SET EXERCISE: Exclude any images and output the remaining records exactly.

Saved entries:
"""
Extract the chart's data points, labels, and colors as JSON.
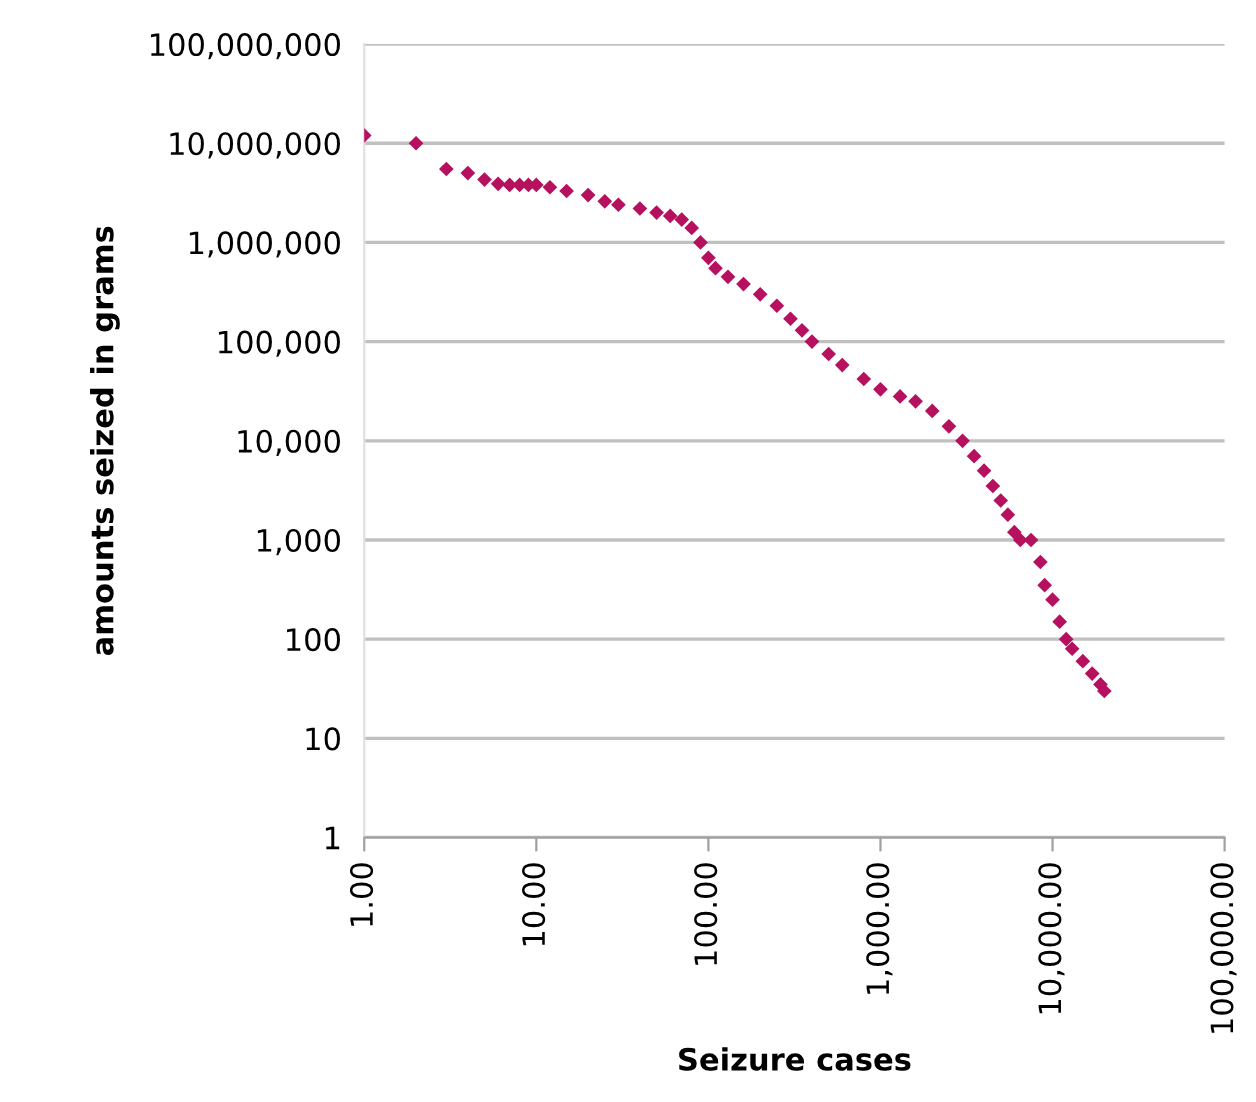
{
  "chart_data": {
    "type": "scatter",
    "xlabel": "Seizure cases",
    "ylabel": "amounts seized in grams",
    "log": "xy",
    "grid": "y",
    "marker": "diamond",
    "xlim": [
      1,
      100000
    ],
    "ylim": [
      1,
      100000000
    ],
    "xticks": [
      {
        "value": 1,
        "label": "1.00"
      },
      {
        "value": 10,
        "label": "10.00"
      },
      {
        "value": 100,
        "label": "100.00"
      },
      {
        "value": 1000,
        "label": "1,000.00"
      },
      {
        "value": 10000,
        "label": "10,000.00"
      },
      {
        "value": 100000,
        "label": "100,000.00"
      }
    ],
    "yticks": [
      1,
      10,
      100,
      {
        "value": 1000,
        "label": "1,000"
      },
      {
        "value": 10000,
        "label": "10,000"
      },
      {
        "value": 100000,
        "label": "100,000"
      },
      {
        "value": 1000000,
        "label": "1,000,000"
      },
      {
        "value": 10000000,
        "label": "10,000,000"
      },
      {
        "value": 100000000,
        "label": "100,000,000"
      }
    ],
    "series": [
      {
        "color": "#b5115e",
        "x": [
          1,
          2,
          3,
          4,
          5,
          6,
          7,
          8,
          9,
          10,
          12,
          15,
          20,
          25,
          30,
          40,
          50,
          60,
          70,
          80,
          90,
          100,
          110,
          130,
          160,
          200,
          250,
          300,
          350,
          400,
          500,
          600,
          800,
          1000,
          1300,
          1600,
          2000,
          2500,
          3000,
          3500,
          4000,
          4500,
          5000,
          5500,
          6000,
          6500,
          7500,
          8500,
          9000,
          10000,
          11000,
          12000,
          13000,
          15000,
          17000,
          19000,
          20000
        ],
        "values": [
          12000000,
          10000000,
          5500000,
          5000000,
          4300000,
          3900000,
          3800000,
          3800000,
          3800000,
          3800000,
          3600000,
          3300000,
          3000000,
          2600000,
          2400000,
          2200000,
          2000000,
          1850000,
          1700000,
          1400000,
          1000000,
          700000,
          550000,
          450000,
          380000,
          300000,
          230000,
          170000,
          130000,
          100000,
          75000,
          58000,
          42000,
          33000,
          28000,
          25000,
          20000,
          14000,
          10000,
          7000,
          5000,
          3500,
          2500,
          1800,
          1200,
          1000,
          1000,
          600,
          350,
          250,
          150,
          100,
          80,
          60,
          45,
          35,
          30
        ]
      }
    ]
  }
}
"""
TASK OUTPUT:
Extract the chart's data points, labels, and colors as JSON.
{
  "chart_data": {
    "type": "scatter",
    "xlabel": "Seizure cases",
    "ylabel": "amounts seized in grams",
    "log": "xy",
    "grid": "y",
    "marker": "diamond",
    "xlim": [
      1,
      100000
    ],
    "ylim": [
      1,
      100000000
    ],
    "xticks": [
      {
        "value": 1,
        "label": "1.00"
      },
      {
        "value": 10,
        "label": "10.00"
      },
      {
        "value": 100,
        "label": "100.00"
      },
      {
        "value": 1000,
        "label": "1,000.00"
      },
      {
        "value": 10000,
        "label": "10,000.00"
      },
      {
        "value": 100000,
        "label": "100,000.00"
      }
    ],
    "yticks": [
      1,
      10,
      100,
      {
        "value": 1000,
        "label": "1,000"
      },
      {
        "value": 10000,
        "label": "10,000"
      },
      {
        "value": 100000,
        "label": "100,000"
      },
      {
        "value": 1000000,
        "label": "1,000,000"
      },
      {
        "value": 10000000,
        "label": "10,000,000"
      },
      {
        "value": 100000000,
        "label": "100,000,000"
      }
    ],
    "series": [
      {
        "color": "#b5115e",
        "x": [
          1,
          2,
          3,
          4,
          5,
          6,
          7,
          8,
          9,
          10,
          12,
          15,
          20,
          25,
          30,
          40,
          50,
          60,
          70,
          80,
          90,
          100,
          110,
          130,
          160,
          200,
          250,
          300,
          350,
          400,
          500,
          600,
          800,
          1000,
          1300,
          1600,
          2000,
          2500,
          3000,
          3500,
          4000,
          4500,
          5000,
          5500,
          6000,
          6500,
          7500,
          8500,
          9000,
          10000,
          11000,
          12000,
          13000,
          15000,
          17000,
          19000,
          20000
        ],
        "values": [
          12000000,
          10000000,
          5500000,
          5000000,
          4300000,
          3900000,
          3800000,
          3800000,
          3800000,
          3800000,
          3600000,
          3300000,
          3000000,
          2600000,
          2400000,
          2200000,
          2000000,
          1850000,
          1700000,
          1400000,
          1000000,
          700000,
          550000,
          450000,
          380000,
          300000,
          230000,
          170000,
          130000,
          100000,
          75000,
          58000,
          42000,
          33000,
          28000,
          25000,
          20000,
          14000,
          10000,
          7000,
          5000,
          3500,
          2500,
          1800,
          1200,
          1000,
          1000,
          600,
          350,
          250,
          150,
          100,
          80,
          60,
          45,
          35,
          30
        ]
      }
    ]
  }
}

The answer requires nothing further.